Set down precisely the lines from the line with "Serialize everything readable" through the end of the material, inclusive, and no pictures.

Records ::
▶

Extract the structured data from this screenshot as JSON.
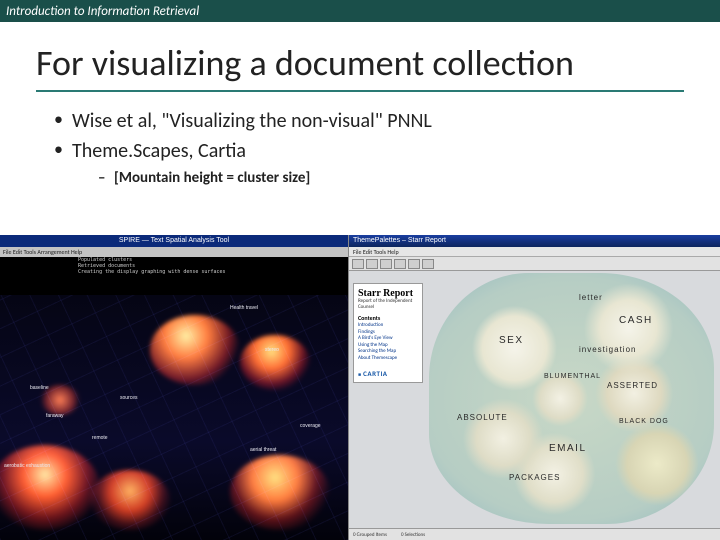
{
  "header": {
    "label": "Introduction to Information Retrieval"
  },
  "title": "For visualizing a document collection",
  "bullets": {
    "level1": [
      "Wise et al, \"Visualizing the non-visual\" PNNL",
      "Theme.Scapes, Cartia"
    ],
    "level2": [
      "[Mountain height = cluster size]"
    ]
  },
  "left_vis": {
    "window_title": "SPIRE — Text Spatial Analysis Tool",
    "menu": "File  Edit  Tools  Arrangement  Help",
    "log": "Populated clusters\nRetrieved documents\nCreating the display graphing with dense surfaces",
    "labels": [
      "Health travel",
      "stereo",
      "baseline",
      "faraway",
      "aerobatic exhaustion",
      "remote",
      "sources",
      "aerial threat",
      "coverage"
    ]
  },
  "right_vis": {
    "window_title": "ThemePalettes – Starr Report",
    "menu": "File  Edit  Tools  Help",
    "side": {
      "title": "Starr Report",
      "subtitle": "Report of the Independent Counsel",
      "contents_head": "Contents",
      "links": [
        "Introduction",
        "Findings",
        "A Bird's Eye View",
        "Using the Map",
        "Searching the Map",
        "About Themescape"
      ],
      "brand": "CARTIA"
    },
    "map_labels": {
      "m1": "letter",
      "m2": "CASH",
      "m3": "SEX",
      "m4": "investigation",
      "m5": "BLUMENTHAL",
      "m6": "ASSERTED",
      "m7": "ABSOLUTE",
      "m8": "BLACK DOG",
      "m9": "EMAIL",
      "m10": "PACKAGES"
    },
    "status": {
      "a": "0 Grouped Items",
      "b": "0 Selections"
    }
  }
}
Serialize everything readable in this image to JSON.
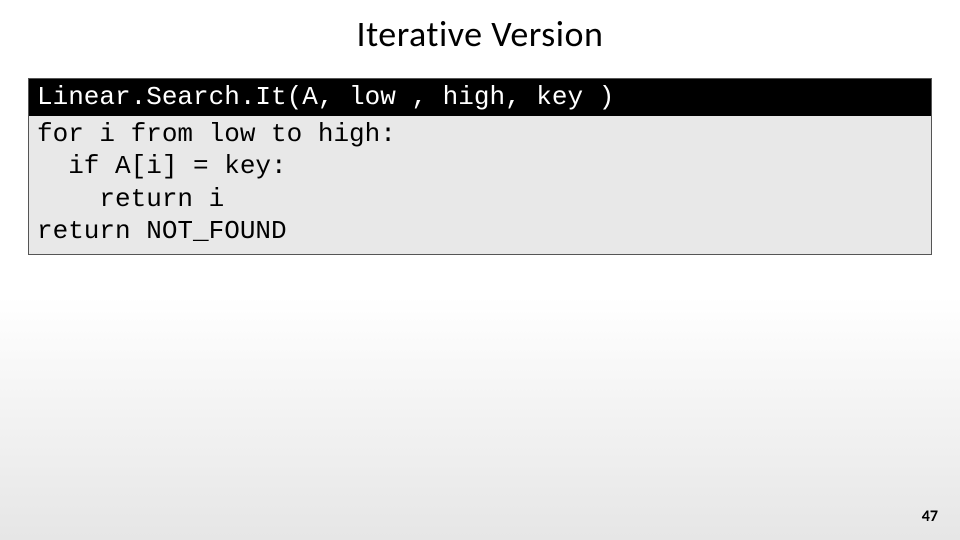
{
  "slide": {
    "title": "Iterative Version",
    "page_number": "47"
  },
  "code": {
    "signature": "Linear.Search.It(A, low , high, key )",
    "body": "for i from low to high:\n  if A[i] = key:\n    return i\nreturn NOT_FOUND"
  }
}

◀

Solved problem ::
Serialize everything readable in this image to JSON.
{
  "slide": {
    "title": "Iterative Version",
    "page_number": "47"
  },
  "code": {
    "signature": "Linear.Search.It(A, low , high, key )",
    "body": "for i from low to high:\n  if A[i] = key:\n    return i\nreturn NOT_FOUND"
  }
}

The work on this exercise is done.